__The exercise__.
Show every line in the entries below where the word "structured" appears.
>>>
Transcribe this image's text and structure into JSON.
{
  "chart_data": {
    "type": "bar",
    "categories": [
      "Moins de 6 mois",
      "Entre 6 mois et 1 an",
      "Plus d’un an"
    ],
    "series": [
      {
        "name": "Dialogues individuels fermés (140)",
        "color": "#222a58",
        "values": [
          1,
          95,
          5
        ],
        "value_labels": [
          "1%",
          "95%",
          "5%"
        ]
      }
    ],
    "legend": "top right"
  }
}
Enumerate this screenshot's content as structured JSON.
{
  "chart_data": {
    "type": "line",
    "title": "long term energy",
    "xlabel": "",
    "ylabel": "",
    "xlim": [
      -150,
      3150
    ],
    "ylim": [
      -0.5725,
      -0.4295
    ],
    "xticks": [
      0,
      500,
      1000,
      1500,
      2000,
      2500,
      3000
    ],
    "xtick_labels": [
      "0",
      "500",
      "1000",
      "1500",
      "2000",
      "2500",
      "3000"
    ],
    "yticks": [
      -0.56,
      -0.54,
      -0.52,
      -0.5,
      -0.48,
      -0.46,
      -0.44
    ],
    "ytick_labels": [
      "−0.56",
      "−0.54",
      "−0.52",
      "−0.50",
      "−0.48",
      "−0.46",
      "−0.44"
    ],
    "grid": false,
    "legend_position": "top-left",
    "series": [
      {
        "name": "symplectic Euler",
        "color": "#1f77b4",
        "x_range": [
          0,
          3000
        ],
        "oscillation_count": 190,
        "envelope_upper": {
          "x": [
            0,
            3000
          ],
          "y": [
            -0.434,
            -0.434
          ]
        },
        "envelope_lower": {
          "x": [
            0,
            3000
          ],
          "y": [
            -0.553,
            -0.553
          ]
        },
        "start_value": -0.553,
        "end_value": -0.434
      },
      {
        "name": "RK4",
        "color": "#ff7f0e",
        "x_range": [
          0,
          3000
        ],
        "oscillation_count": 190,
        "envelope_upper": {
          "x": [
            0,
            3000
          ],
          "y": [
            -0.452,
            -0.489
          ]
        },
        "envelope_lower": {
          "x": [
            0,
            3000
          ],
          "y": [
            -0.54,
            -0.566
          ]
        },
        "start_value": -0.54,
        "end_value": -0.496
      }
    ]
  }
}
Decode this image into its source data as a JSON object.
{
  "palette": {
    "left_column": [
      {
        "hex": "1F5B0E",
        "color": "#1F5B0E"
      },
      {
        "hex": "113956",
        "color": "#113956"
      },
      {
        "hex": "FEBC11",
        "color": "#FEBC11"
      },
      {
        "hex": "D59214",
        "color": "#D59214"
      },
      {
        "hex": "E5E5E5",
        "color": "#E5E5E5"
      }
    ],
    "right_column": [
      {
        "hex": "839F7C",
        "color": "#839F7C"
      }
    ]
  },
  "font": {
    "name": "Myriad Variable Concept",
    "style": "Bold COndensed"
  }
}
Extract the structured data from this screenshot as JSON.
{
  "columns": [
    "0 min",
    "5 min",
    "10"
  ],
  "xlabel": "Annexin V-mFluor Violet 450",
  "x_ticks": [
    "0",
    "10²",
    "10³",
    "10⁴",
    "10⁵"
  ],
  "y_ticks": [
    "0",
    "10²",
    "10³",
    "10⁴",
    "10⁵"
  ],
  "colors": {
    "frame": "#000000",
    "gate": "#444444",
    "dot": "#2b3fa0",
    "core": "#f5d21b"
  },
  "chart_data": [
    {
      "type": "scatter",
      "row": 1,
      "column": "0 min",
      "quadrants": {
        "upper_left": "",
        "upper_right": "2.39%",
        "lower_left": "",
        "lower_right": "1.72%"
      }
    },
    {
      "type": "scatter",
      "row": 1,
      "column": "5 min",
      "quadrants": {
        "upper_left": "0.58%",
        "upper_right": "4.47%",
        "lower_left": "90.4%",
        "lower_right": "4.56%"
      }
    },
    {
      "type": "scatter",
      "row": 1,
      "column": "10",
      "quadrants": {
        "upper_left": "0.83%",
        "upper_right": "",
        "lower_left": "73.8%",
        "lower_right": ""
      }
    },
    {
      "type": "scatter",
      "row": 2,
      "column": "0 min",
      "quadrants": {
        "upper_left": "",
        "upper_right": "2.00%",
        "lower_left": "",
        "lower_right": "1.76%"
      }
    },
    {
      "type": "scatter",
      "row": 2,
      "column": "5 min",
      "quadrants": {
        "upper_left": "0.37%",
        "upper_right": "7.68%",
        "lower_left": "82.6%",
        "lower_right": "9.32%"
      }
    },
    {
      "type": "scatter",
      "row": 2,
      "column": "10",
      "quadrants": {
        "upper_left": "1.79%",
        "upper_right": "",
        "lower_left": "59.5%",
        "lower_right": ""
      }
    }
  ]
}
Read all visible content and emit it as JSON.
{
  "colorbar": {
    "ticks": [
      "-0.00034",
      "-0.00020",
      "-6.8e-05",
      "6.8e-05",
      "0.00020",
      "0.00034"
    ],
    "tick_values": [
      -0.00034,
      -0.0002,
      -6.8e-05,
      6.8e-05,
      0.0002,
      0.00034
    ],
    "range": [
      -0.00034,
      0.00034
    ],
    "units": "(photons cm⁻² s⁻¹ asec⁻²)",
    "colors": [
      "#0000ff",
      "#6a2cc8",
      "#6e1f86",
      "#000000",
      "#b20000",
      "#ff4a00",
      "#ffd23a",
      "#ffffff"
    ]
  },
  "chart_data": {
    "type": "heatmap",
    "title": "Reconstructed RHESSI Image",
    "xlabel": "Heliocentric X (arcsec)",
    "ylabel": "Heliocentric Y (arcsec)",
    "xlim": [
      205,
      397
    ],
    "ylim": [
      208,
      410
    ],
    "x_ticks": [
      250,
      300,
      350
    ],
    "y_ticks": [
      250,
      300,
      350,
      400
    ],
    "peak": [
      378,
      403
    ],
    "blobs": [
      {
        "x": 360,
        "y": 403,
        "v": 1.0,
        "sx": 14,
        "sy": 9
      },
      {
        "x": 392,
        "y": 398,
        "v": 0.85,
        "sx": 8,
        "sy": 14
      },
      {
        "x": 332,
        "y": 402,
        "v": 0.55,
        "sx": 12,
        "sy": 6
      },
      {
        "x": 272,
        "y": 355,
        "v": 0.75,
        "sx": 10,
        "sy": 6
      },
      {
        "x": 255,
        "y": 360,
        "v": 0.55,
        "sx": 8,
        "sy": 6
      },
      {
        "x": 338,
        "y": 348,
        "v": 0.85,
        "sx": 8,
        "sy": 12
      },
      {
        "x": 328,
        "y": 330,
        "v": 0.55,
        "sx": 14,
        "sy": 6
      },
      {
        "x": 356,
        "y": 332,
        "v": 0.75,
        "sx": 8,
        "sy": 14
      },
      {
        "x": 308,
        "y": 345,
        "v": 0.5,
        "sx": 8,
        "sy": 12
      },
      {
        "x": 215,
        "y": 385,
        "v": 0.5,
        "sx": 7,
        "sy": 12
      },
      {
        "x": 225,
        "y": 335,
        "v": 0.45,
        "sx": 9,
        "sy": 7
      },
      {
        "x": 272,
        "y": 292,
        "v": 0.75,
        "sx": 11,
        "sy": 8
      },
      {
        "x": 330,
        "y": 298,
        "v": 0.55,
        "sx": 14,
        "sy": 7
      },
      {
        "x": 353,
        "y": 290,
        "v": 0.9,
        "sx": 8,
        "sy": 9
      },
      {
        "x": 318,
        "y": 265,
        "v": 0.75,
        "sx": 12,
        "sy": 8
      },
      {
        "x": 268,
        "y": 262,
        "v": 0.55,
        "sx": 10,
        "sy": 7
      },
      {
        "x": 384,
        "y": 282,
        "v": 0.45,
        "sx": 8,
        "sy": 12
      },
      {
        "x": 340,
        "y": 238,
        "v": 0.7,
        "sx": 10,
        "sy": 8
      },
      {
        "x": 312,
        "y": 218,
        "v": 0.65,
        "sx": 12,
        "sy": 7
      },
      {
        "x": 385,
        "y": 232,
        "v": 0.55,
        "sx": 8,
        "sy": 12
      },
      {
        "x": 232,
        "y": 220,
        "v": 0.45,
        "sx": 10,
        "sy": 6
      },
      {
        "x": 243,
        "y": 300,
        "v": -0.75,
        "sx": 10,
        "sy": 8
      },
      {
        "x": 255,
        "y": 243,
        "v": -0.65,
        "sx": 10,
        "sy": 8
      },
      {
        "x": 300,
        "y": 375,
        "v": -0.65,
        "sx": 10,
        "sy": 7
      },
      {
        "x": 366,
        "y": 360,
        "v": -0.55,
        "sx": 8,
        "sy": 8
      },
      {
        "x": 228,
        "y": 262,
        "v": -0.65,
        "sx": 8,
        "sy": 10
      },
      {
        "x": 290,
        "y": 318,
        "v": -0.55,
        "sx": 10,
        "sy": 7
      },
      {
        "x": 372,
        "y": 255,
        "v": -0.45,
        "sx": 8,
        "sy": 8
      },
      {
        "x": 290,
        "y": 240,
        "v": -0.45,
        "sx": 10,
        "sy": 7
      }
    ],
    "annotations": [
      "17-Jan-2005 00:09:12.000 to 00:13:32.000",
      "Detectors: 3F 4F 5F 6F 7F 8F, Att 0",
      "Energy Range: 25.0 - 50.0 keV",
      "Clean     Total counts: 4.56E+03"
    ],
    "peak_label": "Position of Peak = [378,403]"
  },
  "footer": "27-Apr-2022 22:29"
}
<<<
__Output for this exercise__.
Enumerate this screenshot's content as structured JSON.
Extract the structured data from this screenshot as JSON.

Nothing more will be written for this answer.